** Short problem **
Rewrite the rows from the first one through the line containing "nav-item-contact[interactable]: お問い合わせ [900, 115, 1031, 145]", changing "interactable" to "clickable" and leaving everything else as it is.

(Data entries)
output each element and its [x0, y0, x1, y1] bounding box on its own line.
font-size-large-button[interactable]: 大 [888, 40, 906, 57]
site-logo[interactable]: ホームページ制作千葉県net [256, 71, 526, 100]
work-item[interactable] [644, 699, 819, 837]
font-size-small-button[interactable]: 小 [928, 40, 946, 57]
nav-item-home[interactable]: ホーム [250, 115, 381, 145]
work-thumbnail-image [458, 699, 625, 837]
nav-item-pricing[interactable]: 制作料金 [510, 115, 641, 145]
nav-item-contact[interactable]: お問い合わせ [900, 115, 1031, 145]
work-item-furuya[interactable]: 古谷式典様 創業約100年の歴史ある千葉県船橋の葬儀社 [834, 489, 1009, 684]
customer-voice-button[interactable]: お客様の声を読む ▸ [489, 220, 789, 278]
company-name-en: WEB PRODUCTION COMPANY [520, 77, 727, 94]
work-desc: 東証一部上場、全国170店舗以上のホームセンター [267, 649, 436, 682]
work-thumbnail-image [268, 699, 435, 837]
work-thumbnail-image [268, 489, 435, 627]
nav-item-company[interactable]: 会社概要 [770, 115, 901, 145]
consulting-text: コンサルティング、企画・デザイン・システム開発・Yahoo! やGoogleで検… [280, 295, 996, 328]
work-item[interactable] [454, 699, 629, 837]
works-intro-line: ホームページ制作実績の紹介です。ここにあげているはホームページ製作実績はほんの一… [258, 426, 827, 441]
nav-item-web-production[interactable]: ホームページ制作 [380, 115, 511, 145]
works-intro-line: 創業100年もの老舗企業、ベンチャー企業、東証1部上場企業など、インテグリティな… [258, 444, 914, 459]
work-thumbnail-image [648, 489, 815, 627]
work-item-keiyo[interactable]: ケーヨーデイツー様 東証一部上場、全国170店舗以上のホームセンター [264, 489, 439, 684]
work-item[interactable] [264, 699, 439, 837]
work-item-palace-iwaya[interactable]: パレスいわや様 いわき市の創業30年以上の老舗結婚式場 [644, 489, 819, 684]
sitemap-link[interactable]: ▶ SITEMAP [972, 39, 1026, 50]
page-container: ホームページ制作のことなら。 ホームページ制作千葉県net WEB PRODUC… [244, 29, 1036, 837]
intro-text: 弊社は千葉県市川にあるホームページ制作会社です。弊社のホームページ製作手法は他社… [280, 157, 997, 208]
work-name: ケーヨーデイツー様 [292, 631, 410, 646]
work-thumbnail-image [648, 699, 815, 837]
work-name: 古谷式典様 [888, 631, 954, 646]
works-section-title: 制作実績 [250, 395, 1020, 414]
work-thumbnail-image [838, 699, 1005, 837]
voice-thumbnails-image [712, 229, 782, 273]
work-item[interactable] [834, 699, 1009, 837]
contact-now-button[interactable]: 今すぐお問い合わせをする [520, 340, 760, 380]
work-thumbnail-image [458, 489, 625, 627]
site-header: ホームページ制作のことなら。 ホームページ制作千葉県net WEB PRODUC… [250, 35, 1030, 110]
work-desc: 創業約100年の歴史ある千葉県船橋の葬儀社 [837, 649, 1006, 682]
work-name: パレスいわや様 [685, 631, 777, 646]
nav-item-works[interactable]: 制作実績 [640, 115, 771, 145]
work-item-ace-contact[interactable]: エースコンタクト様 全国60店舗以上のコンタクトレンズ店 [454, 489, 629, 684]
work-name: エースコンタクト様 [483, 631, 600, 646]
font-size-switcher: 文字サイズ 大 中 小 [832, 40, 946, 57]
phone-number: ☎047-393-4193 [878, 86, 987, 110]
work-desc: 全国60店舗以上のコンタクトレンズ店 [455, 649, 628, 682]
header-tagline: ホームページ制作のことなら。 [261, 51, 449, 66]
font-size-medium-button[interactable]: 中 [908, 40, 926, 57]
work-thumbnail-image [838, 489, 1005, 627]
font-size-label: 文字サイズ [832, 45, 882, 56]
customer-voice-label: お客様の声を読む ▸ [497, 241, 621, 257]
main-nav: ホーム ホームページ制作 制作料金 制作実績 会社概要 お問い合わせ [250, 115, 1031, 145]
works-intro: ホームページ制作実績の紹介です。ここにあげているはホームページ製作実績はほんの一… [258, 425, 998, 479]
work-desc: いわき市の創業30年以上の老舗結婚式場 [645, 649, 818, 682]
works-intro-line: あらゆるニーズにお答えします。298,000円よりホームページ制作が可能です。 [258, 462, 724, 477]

** The result **
output each element and its [x0, y0, x1, y1] bounding box on its own line.
font-size-large-button[clickable]: 大 [888, 40, 906, 57]
site-logo[clickable]: ホームページ制作千葉県net [256, 71, 526, 100]
work-item[clickable] [644, 699, 819, 837]
font-size-small-button[clickable]: 小 [928, 40, 946, 57]
nav-item-home[clickable]: ホーム [250, 115, 381, 145]
work-thumbnail-image [458, 699, 625, 837]
nav-item-pricing[clickable]: 制作料金 [510, 115, 641, 145]
nav-item-contact[clickable]: お問い合わせ [900, 115, 1031, 145]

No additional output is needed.